Your tasks:
1. In the account of hearing the dog Coco bark after her death, who was working with the writer that night and also heard Coco?
2. Resume the account of hearing the dog Coco bark after her death, starting right after its last sentence.
--- Start Text extract ---
A few days ago when I was working early in the morning, I heard our dog, Coco, bark. There was nothing strange about that. Whenever she was lonely, or desired attention, or wanted to go out in the garden, she would often bark to let us know she was there. Neither was there anything unusual about her barking at night. I almost always work late into the early hours, and so she is used to nighttime company.

No, the strange thing was that I heard her bark when in fact she had died two days earlier.

Now, I know what some of you must be thinking: "He's finally lost it -- hearing animal voices in the night." Well, I might agree with you, except that night I was working late with my eldest daughter, Clair, on her college essay. We both heard Coco, and Clair has heard her again since.

I have no explanation for this phenomenon. I know psychologists would probably attribute it to delayed trauma or shock due to bereavement, even the result of a suppressed subconscious. Perhaps they're right (though that doesn't quite explain how we both heard it). Perhaps it was nothing more than a sudden jolt due to unconscious suppression.
--- End Text extract ---
--- Start Information shown ---
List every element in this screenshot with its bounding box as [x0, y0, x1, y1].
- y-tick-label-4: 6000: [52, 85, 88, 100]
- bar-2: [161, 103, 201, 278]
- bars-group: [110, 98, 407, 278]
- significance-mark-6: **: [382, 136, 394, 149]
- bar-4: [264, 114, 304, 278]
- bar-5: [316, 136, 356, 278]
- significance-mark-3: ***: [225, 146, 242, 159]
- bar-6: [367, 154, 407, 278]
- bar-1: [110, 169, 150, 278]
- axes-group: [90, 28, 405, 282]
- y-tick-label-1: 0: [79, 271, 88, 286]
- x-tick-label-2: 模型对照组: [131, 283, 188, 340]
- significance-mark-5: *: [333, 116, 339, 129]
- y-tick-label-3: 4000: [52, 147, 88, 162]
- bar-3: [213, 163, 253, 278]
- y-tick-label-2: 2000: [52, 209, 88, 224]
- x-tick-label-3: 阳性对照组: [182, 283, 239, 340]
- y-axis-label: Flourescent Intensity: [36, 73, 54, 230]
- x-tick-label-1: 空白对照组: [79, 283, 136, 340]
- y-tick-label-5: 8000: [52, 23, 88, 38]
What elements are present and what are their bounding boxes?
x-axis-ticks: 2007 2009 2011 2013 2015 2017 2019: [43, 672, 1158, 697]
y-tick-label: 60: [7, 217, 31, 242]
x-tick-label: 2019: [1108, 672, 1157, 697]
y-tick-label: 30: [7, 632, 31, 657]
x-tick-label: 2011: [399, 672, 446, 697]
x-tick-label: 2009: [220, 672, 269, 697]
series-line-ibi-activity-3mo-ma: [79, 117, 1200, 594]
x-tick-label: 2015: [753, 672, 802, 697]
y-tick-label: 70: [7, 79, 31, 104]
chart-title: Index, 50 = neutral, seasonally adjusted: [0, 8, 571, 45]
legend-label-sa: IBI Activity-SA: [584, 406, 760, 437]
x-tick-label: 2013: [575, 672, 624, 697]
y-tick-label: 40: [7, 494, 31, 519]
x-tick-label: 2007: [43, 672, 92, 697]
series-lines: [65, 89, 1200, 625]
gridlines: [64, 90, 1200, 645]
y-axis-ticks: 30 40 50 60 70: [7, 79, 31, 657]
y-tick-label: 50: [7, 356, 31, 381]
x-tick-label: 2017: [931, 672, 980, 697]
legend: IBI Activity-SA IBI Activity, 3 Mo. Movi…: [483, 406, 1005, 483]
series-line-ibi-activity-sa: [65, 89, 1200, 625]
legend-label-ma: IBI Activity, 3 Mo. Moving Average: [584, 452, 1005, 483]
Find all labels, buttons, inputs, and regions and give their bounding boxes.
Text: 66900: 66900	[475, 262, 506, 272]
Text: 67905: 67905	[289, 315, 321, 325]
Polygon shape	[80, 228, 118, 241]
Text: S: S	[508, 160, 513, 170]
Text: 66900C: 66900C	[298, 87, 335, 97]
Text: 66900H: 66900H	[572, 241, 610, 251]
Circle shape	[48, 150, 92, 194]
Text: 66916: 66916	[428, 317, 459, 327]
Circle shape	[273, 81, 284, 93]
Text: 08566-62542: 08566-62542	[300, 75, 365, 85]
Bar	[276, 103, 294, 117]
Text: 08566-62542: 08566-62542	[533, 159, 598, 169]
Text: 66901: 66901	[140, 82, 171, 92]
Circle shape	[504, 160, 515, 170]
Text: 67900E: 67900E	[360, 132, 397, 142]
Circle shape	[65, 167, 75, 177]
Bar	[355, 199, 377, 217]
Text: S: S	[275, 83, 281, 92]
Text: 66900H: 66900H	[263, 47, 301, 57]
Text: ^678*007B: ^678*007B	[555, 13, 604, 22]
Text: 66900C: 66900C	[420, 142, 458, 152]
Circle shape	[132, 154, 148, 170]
--- End Information shown ---
Replies:
1. The writer's eldest daughter, Clair, who was working on her college essay.

2.
But another thought occurs to me that I would like to share with you. It is simply that religion and philosophy (and psychology) have yet to grasp the complex spiritual relationship that we have with animals. Although Descartes is dead, the idea that animals are just automata has a strong pull on our minds. But as almost anyone who has had a relationship with an animal knows, they are not just machines, or even just flesh and blood; somehow animals have -- for want of a better word -- "spirit."

After my book Animal Rites was published last year, I received scores of letters from people who had recently lost their companion animals. Many were deeply moving, even heartbreaking, and they provided ample testimony to a deep sense of loss and, not least of all, spiritual diminishment. An animal had not just died; an absence had replaced a presence, a connection to another world had been severed apparently forever.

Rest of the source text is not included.